What you need to do
A - Which usernames appear as post headers in the HR10-250 thread? List each one once.
B - Can you write the next part of the HR10-250 thread, continuing on from its final post?

Quoted passage
=======

Get a HR20/21 and be happy!


----------



## fjwagner (Jan 22, 2006)

As this question and many like it keep coming up, how about a sticky titled "HD channels your HR10-250 CAN and CANNOT receive".


----------



## stevel (Aug 23, 2000)

Interesting idea. Let me see what I can put together.


----------



## bonscott87 (Oct 3, 2000)

fjwagner said:


> As this question and many like it keep coming up, how about a sticky titled "HD channels your HR10-250 CAN and CANNOT receive".


If the channel is in the 70s, 80s or 90s it's MPEG2 which the HR10 can see. Anything else it's MPEG4. Anything new added in the last couple months is all MPEG4.


----------



## drfence (Jan 19, 2004)

The sad thing is I work in broadcast software and video.  I just assumed that since I'm already getting channels in HD that I would also get CNN via my HR10-250. Now if someone in broadcast video believes this imagine what the normal peon thinks!

Unless you come to these forums and wade through this stuff how is anyone to know this? Did DirecTV send out a mailer saying this ... nope never saw one. Did DirecTV send out an e-mail stating this ... nope again. I've been a happy customer for a long time but that's over now.

=======

Data shown
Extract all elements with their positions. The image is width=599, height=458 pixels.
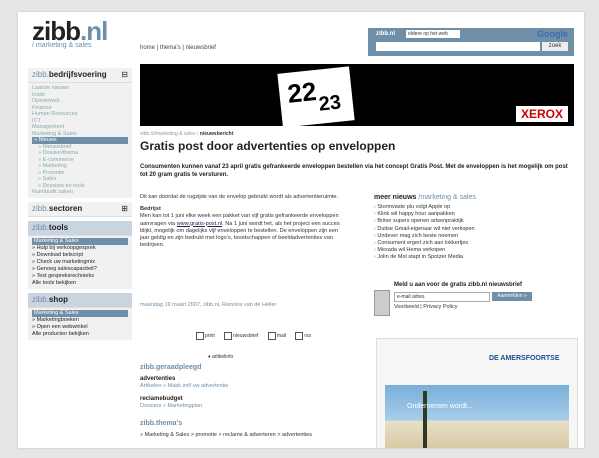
sidebar-heading[interactable]: zibb.sectoren ⊞ — [28, 202, 132, 217]
banner-number-1: 22 — [285, 76, 318, 109]
tools-item[interactable]: » Genoeg salescapaciteit? — [32, 266, 128, 273]
ad-caption: Ondernemen wordt... — [407, 403, 473, 410]
sidebar: zibb.bedrijfsvoering ⊟ Laatste nieuws Ins… — [28, 68, 132, 344]
sidebar-bedrijfsvoering: zibb.bedrijfsvoering ⊟ Laatste nieuws Ins… — [28, 68, 132, 198]
subscribe-button[interactable]: Aanmelden » — [492, 292, 532, 301]
article-paragraph: Men kan tot 1 juni elke week een pakket … — [140, 213, 340, 249]
more-news-title: meer nieuws — [374, 194, 417, 201]
article-subheading: Bedrijst — [140, 206, 161, 213]
banner-card: 22 23 — [277, 66, 355, 126]
themas-heading: zibb.thema's — [140, 420, 183, 427]
tools-list: Marketing & Sales» Hulp bij verkoopgespr… — [28, 236, 132, 289]
budget-block: reclamebudget Dossiers » Marketingplan — [140, 396, 203, 409]
sidebar-sectoren: zibb.sectoren ⊞ — [28, 201, 132, 217]
sidebar-heading: zibb.shop — [28, 292, 132, 308]
breadcrumb: zibb.nl/marketing & sales / nieuwsberich… — [140, 131, 234, 137]
search-button[interactable]: zoek — [542, 42, 568, 51]
article-title: Gratis post door advertenties op envelop… — [140, 139, 396, 153]
search-input[interactable] — [376, 42, 540, 51]
newsletter-title: Meld u aan voor de gratis zibb.nl nieuws… — [394, 282, 523, 288]
print-icon — [196, 332, 204, 340]
amersfoortse-logo: DE AMERSFOORTSE — [489, 355, 560, 362]
gratis-post-link[interactable]: www.gratis-post.nl — [177, 221, 222, 227]
advertenties-block: advertenties Artikelen » Maak zelf uw ad… — [140, 376, 229, 389]
palm-tree — [423, 391, 427, 448]
article-meta: maandag 19 maart 2007, zibb.nl, Reinoire… — [140, 302, 277, 308]
print-button[interactable]: print — [196, 332, 219, 340]
tools-item[interactable]: » Check uw marketingmix — [32, 259, 128, 266]
expand-icon[interactable]: ⊞ — [121, 202, 128, 216]
themas-link[interactable]: » Marketing & Sales > promotie > reclame… — [140, 432, 350, 439]
newsletter-links[interactable]: Voorbeeld | Privacy Policy — [394, 304, 458, 310]
beach-photo — [385, 385, 569, 448]
more-news-section[interactable]: /marketing & sales — [418, 194, 476, 201]
more-news-list: Stormvaste plu volgt Apple opKlink wil h… — [374, 204, 574, 262]
sidebar-heading[interactable]: zibb.bedrijfsvoering ⊟ — [28, 68, 132, 83]
sidebar-shop: zibb.shop Marketing & Sales» Marketingbo… — [28, 292, 132, 340]
search-scope-select[interactable]: eldere op het web — [406, 30, 460, 38]
search-label: zibb.nl — [376, 31, 395, 37]
sidebar-footer-link[interactable]: Ruimbudk zaken — [32, 189, 128, 196]
news-item[interactable]: Jolin de Mol stapt in Spotzer Media — [374, 254, 574, 261]
xerox-logo: XEROX — [516, 106, 568, 122]
news-item[interactable]: Klink wil happy hour aanpakken — [374, 211, 574, 218]
shop-item[interactable]: » Marketingboeken — [32, 317, 128, 324]
tools-all-link[interactable]: Alle tools bekijken — [32, 280, 128, 287]
advertenties-links[interactable]: Artikelen » Maak zelf uw advertentie — [140, 383, 228, 389]
budget-links[interactable]: Dossiers » Marketingplan — [140, 403, 202, 409]
news-item[interactable]: Britse supers openen artsenpraktijk — [374, 218, 574, 225]
article-lead: Consumenten kunnen vanaf 23 april gratis… — [140, 164, 568, 178]
sidebar-list: Laatste nieuws Insite Opinie/web Finance Hum… — [28, 83, 132, 198]
article-body: Dit kan doordat de rugzijde van de envel… — [140, 194, 346, 254]
shop-item[interactable]: » Open een webwinkel — [32, 324, 128, 331]
article-paragraph: Dit kan doordat de rugzijde van de envel… — [140, 194, 339, 200]
shop-all-link[interactable]: Alle producten bekijken — [32, 331, 128, 338]
banner-number-2: 23 — [317, 91, 343, 116]
email-field[interactable]: e-mail adres — [394, 292, 490, 302]
mail-icon — [267, 332, 276, 340]
mail-button[interactable]: mail — [267, 332, 290, 340]
tools-item[interactable]: » Test gespreksrechnieks — [32, 273, 128, 280]
more-news: meer nieuws /marketing & sales Stormvast… — [374, 194, 574, 262]
shop-list: Marketing & Sales» Marketingboeken» Open… — [28, 308, 132, 340]
article-info-link[interactable]: ♦ artikelinfo — [208, 354, 233, 360]
rss-button[interactable]: rss — [295, 332, 315, 340]
newsletter-icon — [224, 332, 233, 340]
search-bar: zibb.nl eldere op het web Google zoek — [368, 28, 574, 56]
amersfoortse-ad[interactable]: DE AMERSFOORTSE Ondernemen wordt... — [376, 338, 578, 448]
rss-icon — [295, 332, 304, 340]
shop-header: Marketing & Sales — [32, 309, 128, 317]
news-item[interactable]: Consument ergert zich aan lokkertjes — [374, 240, 574, 247]
news-item[interactable]: Undever mag zich beste noemen — [374, 233, 574, 240]
tools-item[interactable]: » Download belscript — [32, 252, 128, 259]
news-item[interactable]: Mexada wil Hema verkopen — [374, 247, 574, 254]
collapse-icon[interactable]: ⊟ — [121, 68, 128, 82]
envelope-icon — [374, 290, 390, 316]
banner-ad[interactable]: 22 23 XEROX — [140, 64, 574, 126]
page-frame: zibb.nl / marketing & sales home | thema… — [18, 12, 584, 448]
newsletter-signup: Meld u aan voor de gratis zibb.nl nieuws… — [374, 282, 574, 332]
article-actions: print nieuwsbrief mail rss — [196, 332, 319, 340]
newsletter-button[interactable]: nieuwsbrief — [224, 332, 262, 340]
sidebar-heading: zibb.tools — [28, 220, 132, 236]
site-logo[interactable]: zibb.nl / marketing & sales — [32, 18, 108, 49]
geraadpleegd-heading: zibb.geraadpleegd — [140, 364, 202, 371]
news-item[interactable]: Duitse Gmail-eigenaar wil niet verkopen — [374, 226, 574, 233]
news-item[interactable]: Stormvaste plu volgt Apple op — [374, 204, 574, 211]
sidebar-tools: zibb.tools Marketing & Sales» Hulp bij v… — [28, 220, 132, 289]
google-logo: Google — [537, 29, 568, 39]
tools-item[interactable]: » Hulp bij verkoopgesprek — [32, 245, 128, 252]
tools-header: Marketing & Sales — [32, 237, 128, 245]
top-nav[interactable]: home | thema's | nieuwsbrief — [140, 45, 216, 51]
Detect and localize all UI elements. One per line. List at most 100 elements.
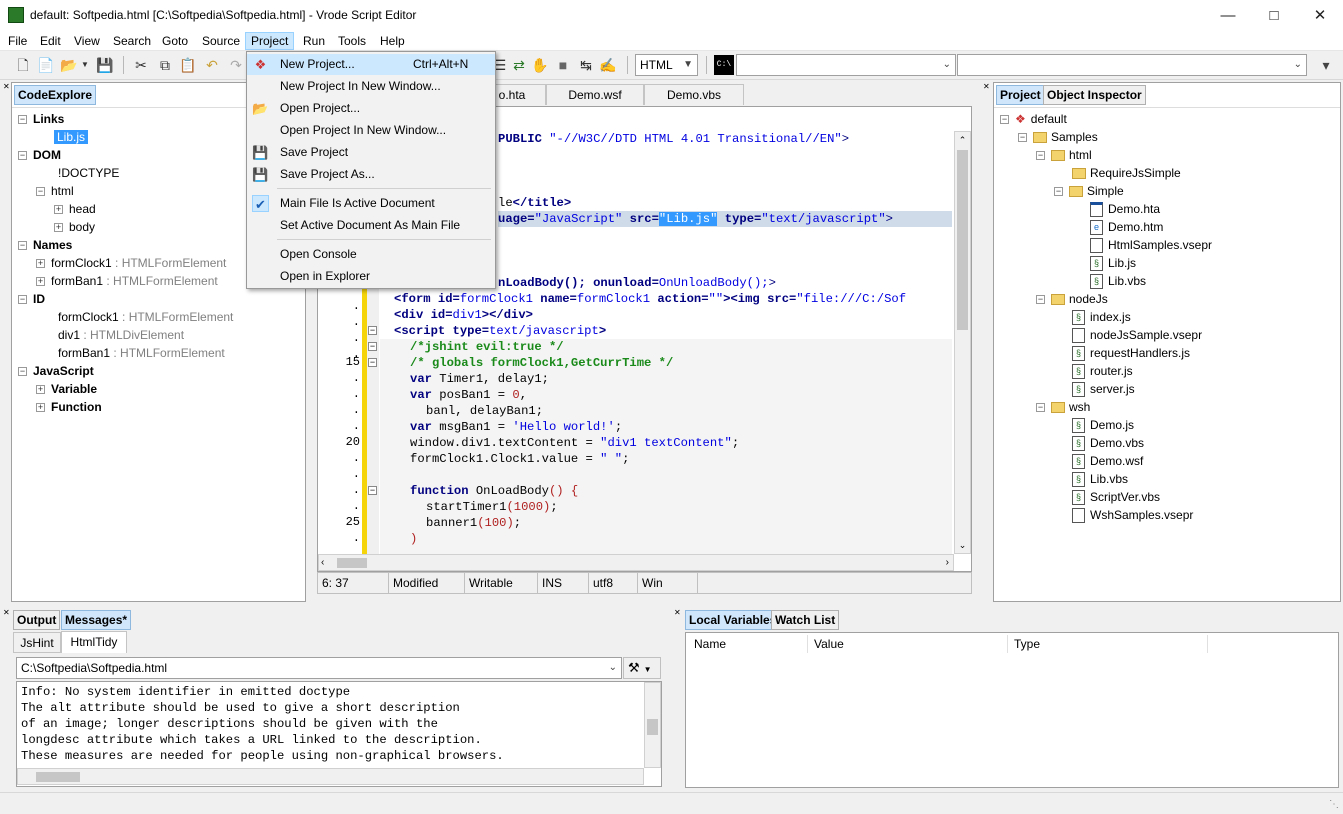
tree-node[interactable]: § router.js bbox=[1072, 362, 1133, 380]
toolbar-options-icon[interactable]: ▾ bbox=[1316, 55, 1336, 75]
language-select[interactable]: HTML ▼ bbox=[635, 54, 698, 76]
panel-close-icon[interactable]: ✕ bbox=[983, 83, 991, 91]
undo-icon[interactable]: ↶ bbox=[202, 55, 222, 75]
menu-item-save-project[interactable]: 💾 Save Project bbox=[247, 142, 495, 163]
menu-item-new-project-window[interactable]: New Project In New Window... bbox=[247, 76, 495, 97]
menu-edit[interactable]: Edit bbox=[35, 32, 66, 50]
messages-vscrollbar[interactable] bbox=[644, 682, 661, 768]
subtab-htmltidy[interactable]: HtmlTidy bbox=[61, 631, 127, 653]
column-value[interactable]: Value bbox=[808, 635, 1008, 653]
args-combo[interactable]: ⌄ bbox=[957, 54, 1307, 76]
tree-node[interactable]: + Function bbox=[36, 398, 102, 416]
tree-node[interactable]: + formBan1 : HTMLFormElement bbox=[36, 272, 218, 290]
tree-node[interactable]: − wsh bbox=[1036, 398, 1090, 416]
tree-node[interactable]: !DOCTYPE bbox=[58, 164, 119, 182]
console-icon[interactable]: C:\ bbox=[714, 55, 734, 75]
tree-node[interactable]: Lib.js bbox=[54, 128, 89, 146]
fold-marker-icon[interactable]: − bbox=[368, 358, 377, 367]
menu-item-set-main-file[interactable]: Set Active Document As Main File bbox=[247, 215, 495, 236]
breakpoint-icon[interactable]: ↹ bbox=[576, 55, 596, 75]
tab-watch-list[interactable]: Watch List bbox=[771, 610, 840, 630]
tree-node[interactable]: − html bbox=[36, 182, 74, 200]
tab-output[interactable]: Output bbox=[13, 610, 61, 630]
close-icon[interactable]: ✕ bbox=[1297, 0, 1343, 31]
tree-node[interactable]: RequireJsSimple bbox=[1072, 164, 1181, 182]
menu-run[interactable]: Run bbox=[298, 32, 330, 50]
tree-node[interactable]: − ID bbox=[18, 290, 45, 308]
editor-tab-demo-wsf[interactable]: Demo.wsf bbox=[546, 84, 644, 105]
tree-node[interactable]: − nodeJs bbox=[1036, 290, 1108, 308]
collapse-icon[interactable]: − bbox=[18, 241, 27, 251]
open-dropdown-icon[interactable]: ▼ bbox=[79, 55, 91, 75]
clear-icon[interactable]: ✍ bbox=[598, 55, 618, 75]
tree-node[interactable]: − JavaScript bbox=[18, 362, 94, 380]
editor-hscrollbar[interactable]: ‹ › bbox=[318, 554, 954, 571]
new-template-icon[interactable]: 📄 bbox=[36, 55, 56, 75]
column-type[interactable]: Type bbox=[1008, 635, 1208, 653]
open-folder-icon[interactable]: 📂 bbox=[59, 55, 79, 75]
resize-grip-icon[interactable]: ⋱ bbox=[1329, 799, 1339, 810]
scroll-right-icon[interactable]: › bbox=[946, 555, 949, 570]
file-select[interactable]: C:\Softpedia\Softpedia.html ⌄ bbox=[16, 657, 622, 679]
tab-local-variables[interactable]: Local Variables bbox=[685, 610, 781, 630]
tab-object-inspector[interactable]: Object Inspector bbox=[1043, 85, 1146, 105]
tree-node[interactable]: − html bbox=[1036, 146, 1092, 164]
tree-node[interactable]: − Simple bbox=[1054, 182, 1124, 200]
tree-node[interactable]: − ❖ default bbox=[1000, 110, 1067, 128]
tree-node[interactable]: HtmlSamples.vsepr bbox=[1090, 236, 1212, 254]
tree-node[interactable]: + Variable bbox=[36, 380, 97, 398]
tree-node[interactable]: § Demo.wsf bbox=[1072, 452, 1143, 470]
collapse-icon[interactable]: − bbox=[18, 151, 27, 161]
tree-node[interactable]: § server.js bbox=[1072, 380, 1135, 398]
menu-help[interactable]: Help bbox=[375, 32, 410, 50]
menu-item-open-project-window[interactable]: Open Project In New Window... bbox=[247, 120, 495, 141]
cut-icon[interactable]: ✂ bbox=[131, 55, 151, 75]
tab-messages[interactable]: Messages* bbox=[61, 610, 132, 630]
collapse-icon[interactable]: − bbox=[1036, 295, 1045, 305]
scroll-thumb[interactable] bbox=[957, 150, 968, 330]
tree-node[interactable]: − DOM bbox=[18, 146, 61, 164]
minimize-icon[interactable]: — bbox=[1205, 0, 1251, 31]
tree-node[interactable]: § Demo.js bbox=[1072, 416, 1134, 434]
menu-item-save-project-as[interactable]: 💾 Save Project As... bbox=[247, 164, 495, 185]
menu-file[interactable]: File bbox=[3, 32, 32, 50]
collapse-icon[interactable]: − bbox=[1054, 187, 1063, 197]
tree-node[interactable]: WshSamples.vsepr bbox=[1072, 506, 1193, 524]
save-icon[interactable]: 💾 bbox=[95, 55, 115, 75]
panel-close-icon[interactable]: ✕ bbox=[3, 83, 11, 91]
scroll-thumb[interactable] bbox=[337, 558, 367, 568]
expand-icon[interactable]: + bbox=[36, 385, 45, 395]
menu-item-main-file-active[interactable]: ✔ Main File Is Active Document bbox=[247, 193, 495, 214]
editor-tab-demo-vbs[interactable]: Demo.vbs bbox=[644, 84, 744, 105]
expand-icon[interactable]: + bbox=[54, 223, 63, 233]
tidy-options-button[interactable]: ⚒ ▼ bbox=[623, 657, 661, 679]
menu-item-open-project[interactable]: 📂 Open Project... bbox=[247, 98, 495, 119]
paste-icon[interactable]: 📋 bbox=[178, 55, 198, 75]
collapse-icon[interactable]: − bbox=[36, 187, 45, 197]
scroll-left-icon[interactable]: ‹ bbox=[321, 555, 324, 570]
stop-icon[interactable]: ■ bbox=[553, 55, 573, 75]
messages-hscrollbar[interactable] bbox=[17, 768, 644, 785]
expand-icon[interactable]: + bbox=[54, 205, 63, 215]
scroll-up-icon[interactable]: ⌃ bbox=[955, 132, 970, 148]
tree-node[interactable]: nodeJsSample.vsepr bbox=[1072, 326, 1202, 344]
step-icon[interactable]: ⇄ bbox=[509, 55, 529, 75]
messages-area[interactable]: Info: No system identifier in emitted do… bbox=[16, 681, 662, 787]
collapse-icon[interactable]: − bbox=[1018, 133, 1027, 143]
tab-codeexplore[interactable]: CodeExplore bbox=[14, 85, 97, 105]
hand-icon[interactable]: ✋ bbox=[530, 55, 550, 75]
tree-node[interactable]: Demo.hta bbox=[1090, 200, 1160, 218]
tree-node[interactable]: − Links bbox=[18, 110, 64, 128]
scroll-down-icon[interactable]: ⌄ bbox=[955, 537, 970, 553]
collapse-icon[interactable]: − bbox=[18, 115, 27, 125]
tree-node[interactable]: formClock1 : HTMLFormElement bbox=[58, 308, 233, 326]
menu-item-new-project[interactable]: ❖ New Project... Ctrl+Alt+N bbox=[247, 54, 495, 75]
expand-icon[interactable]: + bbox=[36, 277, 45, 287]
collapse-icon[interactable]: − bbox=[18, 367, 27, 377]
menu-project[interactable]: Project bbox=[245, 32, 295, 50]
menu-tools[interactable]: Tools bbox=[333, 32, 371, 50]
tree-node[interactable]: − Samples bbox=[1018, 128, 1098, 146]
fold-marker-icon[interactable]: − bbox=[368, 486, 377, 495]
copy-icon[interactable]: ⧉ bbox=[155, 55, 175, 75]
collapse-icon[interactable]: − bbox=[1000, 115, 1009, 125]
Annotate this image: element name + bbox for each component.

=======

Task-by-task answers
A - fjwagner, stevel, bonscott87, drfence

B -
I'm pissed now.  I guess it's time to go buy a new tivo with a cable card and switch over to Comcast.



gio1269 said:


> LMAO!
> Get a HR20/21 and be happy!


----------



## fjwagner (Jan 22, 2006)

bonscott87 said:


> If the channel is in the 70s, 80s or 90s it's MPEG2 which the HR10 can see. Anything else it's MPEG4. Anything new added in the last couple months is all MPEG4.


\

I am fully aware of all the mpeg2/mpeg4 differences, but so many are not and are quite confused. I have a HR10 in my closet waiting for that day I buy another HDTV as the main tv has been migrated to an HR20. Nonetheless, I seldom watch anything but ESPN, ESPN2, and OTA network. Others in the family will watch some of the MPEG4 shows.

It has become quite apparent that confusion of the capabilities of the HR10 and HR20 is rampant. I do not know how many times I see the post "Can my HR10-250 get the new HD channels"? Directv has done very little to alleviate that confusion and only thru forums like this can people better educate themselves.

I have gone on too long. Time to rejoin the broadcast of the World Series on Fox OTA! On the HR20, but the HR10 could have handled it too.


----------



## Da Goon (Oct 22, 2006)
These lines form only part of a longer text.